**Task description**
Give the listing again exactly, omitting its images.

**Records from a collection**
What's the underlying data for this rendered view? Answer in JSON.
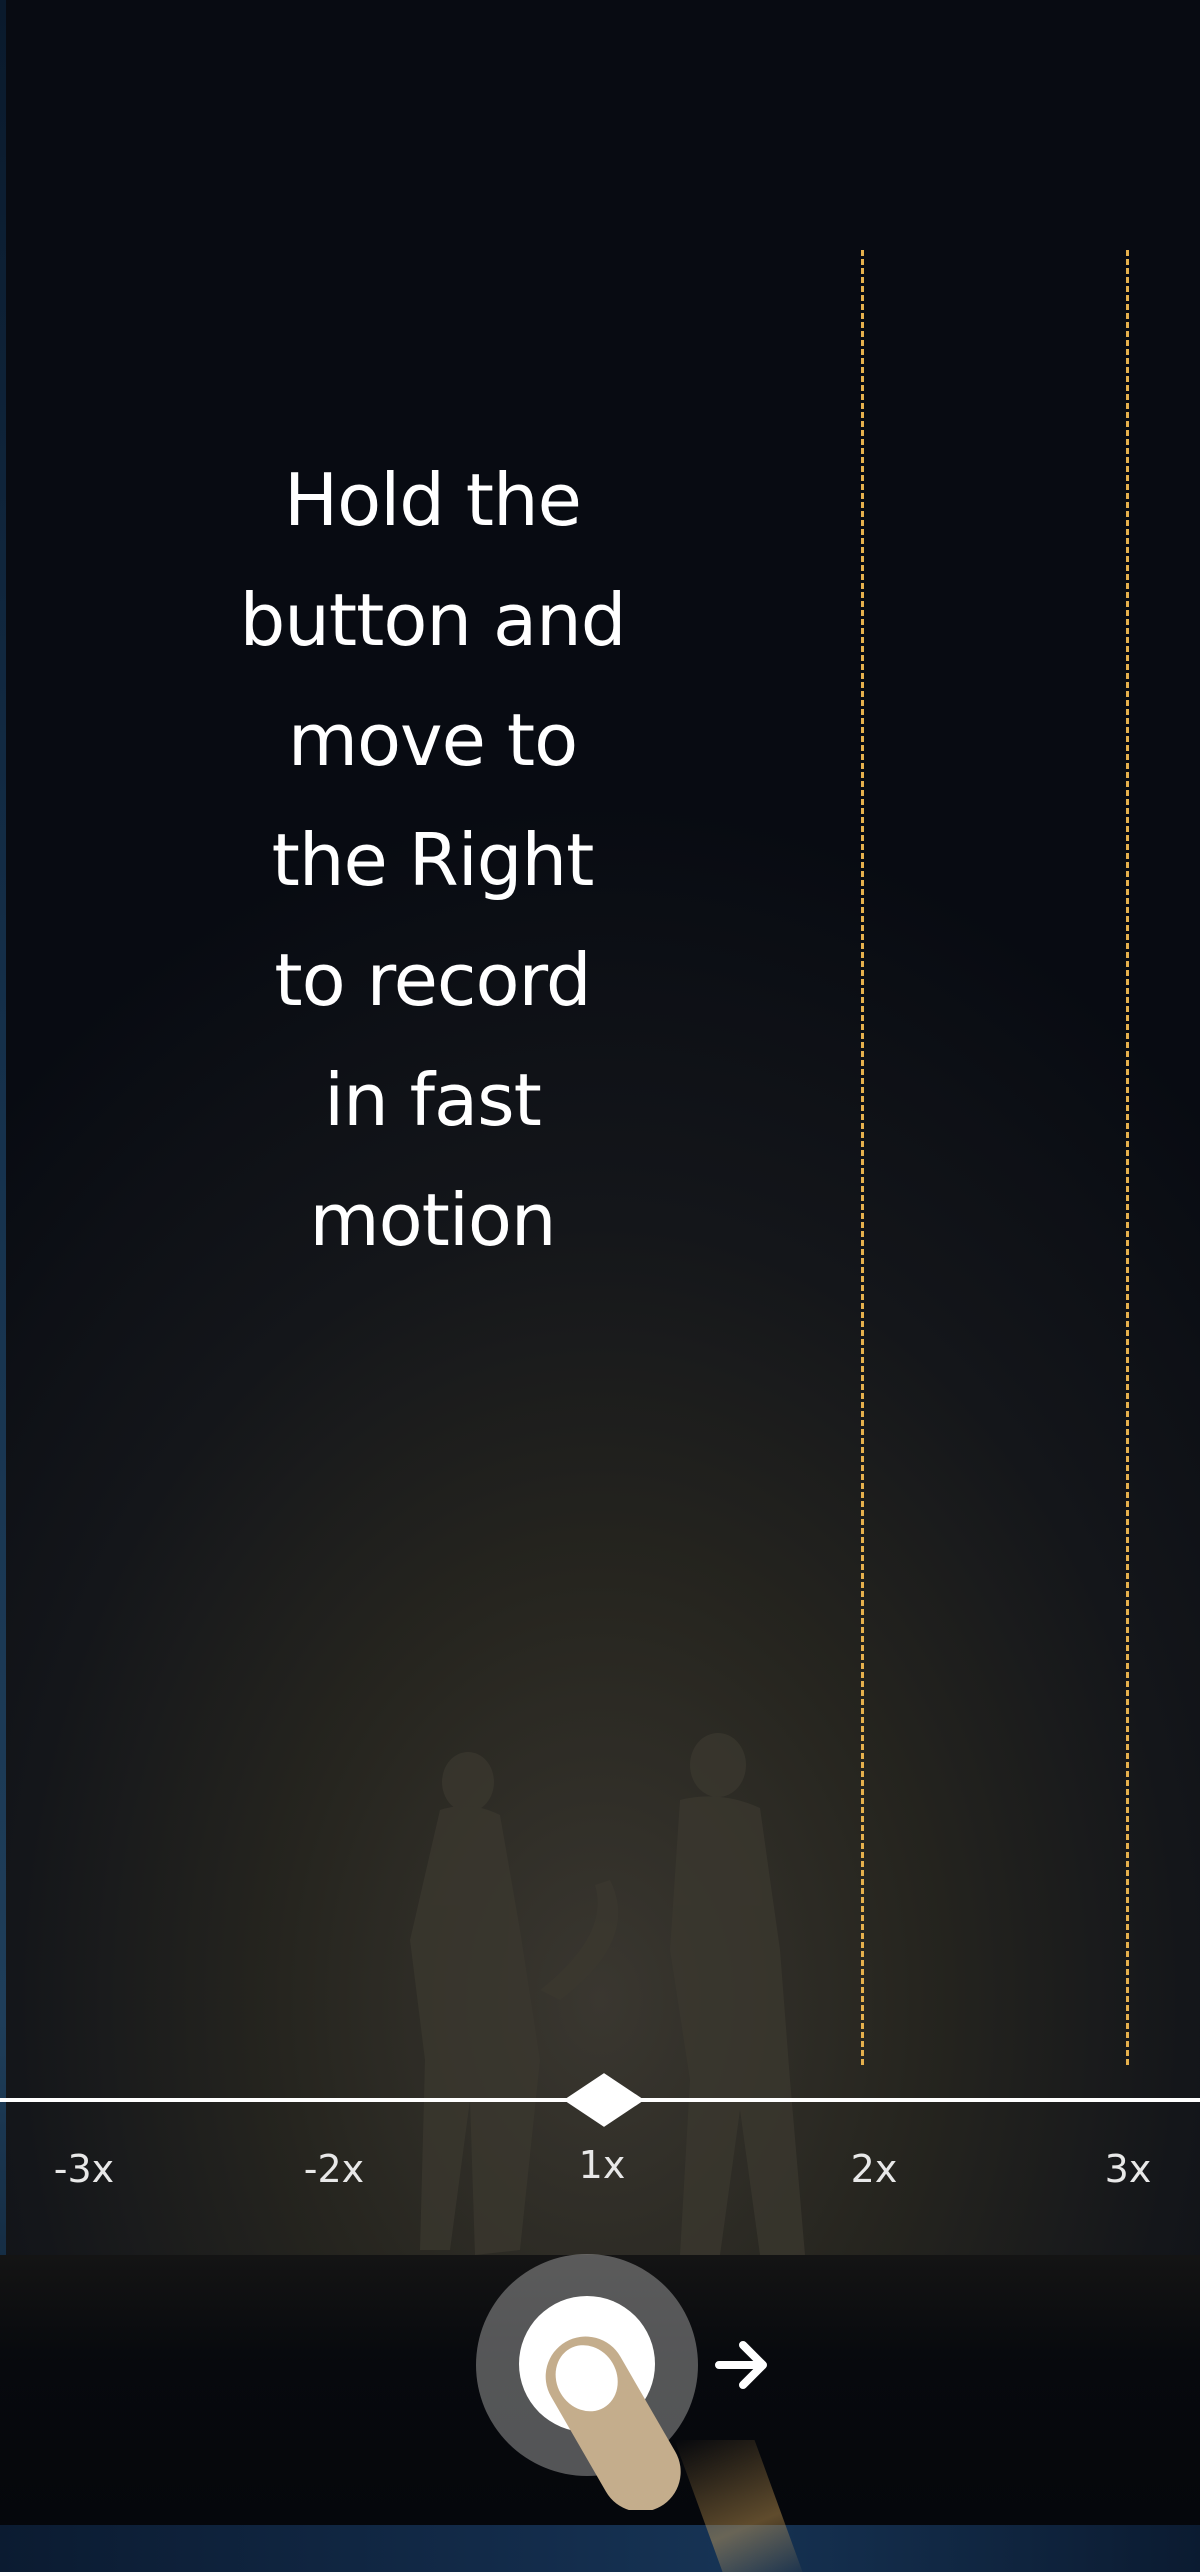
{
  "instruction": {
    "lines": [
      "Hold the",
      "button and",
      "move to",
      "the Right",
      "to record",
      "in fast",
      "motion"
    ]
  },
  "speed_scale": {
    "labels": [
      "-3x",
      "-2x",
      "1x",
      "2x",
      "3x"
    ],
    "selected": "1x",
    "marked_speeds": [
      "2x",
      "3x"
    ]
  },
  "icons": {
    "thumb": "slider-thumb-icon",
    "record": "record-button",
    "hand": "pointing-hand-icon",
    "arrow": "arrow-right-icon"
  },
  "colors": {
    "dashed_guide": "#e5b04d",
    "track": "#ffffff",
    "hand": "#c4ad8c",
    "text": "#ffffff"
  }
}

**The answer**
What's the underlying data for this rendered view? Answer in JSON.
{
  "instruction": {
    "lines": [
      "Hold the",
      "button and",
      "move to",
      "the Right",
      "to record",
      "in fast",
      "motion"
    ]
  },
  "speed_scale": {
    "labels": [
      "-3x",
      "-2x",
      "1x",
      "2x",
      "3x"
    ],
    "selected": "1x",
    "marked_speeds": [
      "2x",
      "3x"
    ]
  },
  "icons": {
    "thumb": "slider-thumb-icon",
    "record": "record-button",
    "hand": "pointing-hand-icon",
    "arrow": "arrow-right-icon"
  },
  "colors": {
    "dashed_guide": "#e5b04d",
    "track": "#ffffff",
    "hand": "#c4ad8c",
    "text": "#ffffff"
  }
}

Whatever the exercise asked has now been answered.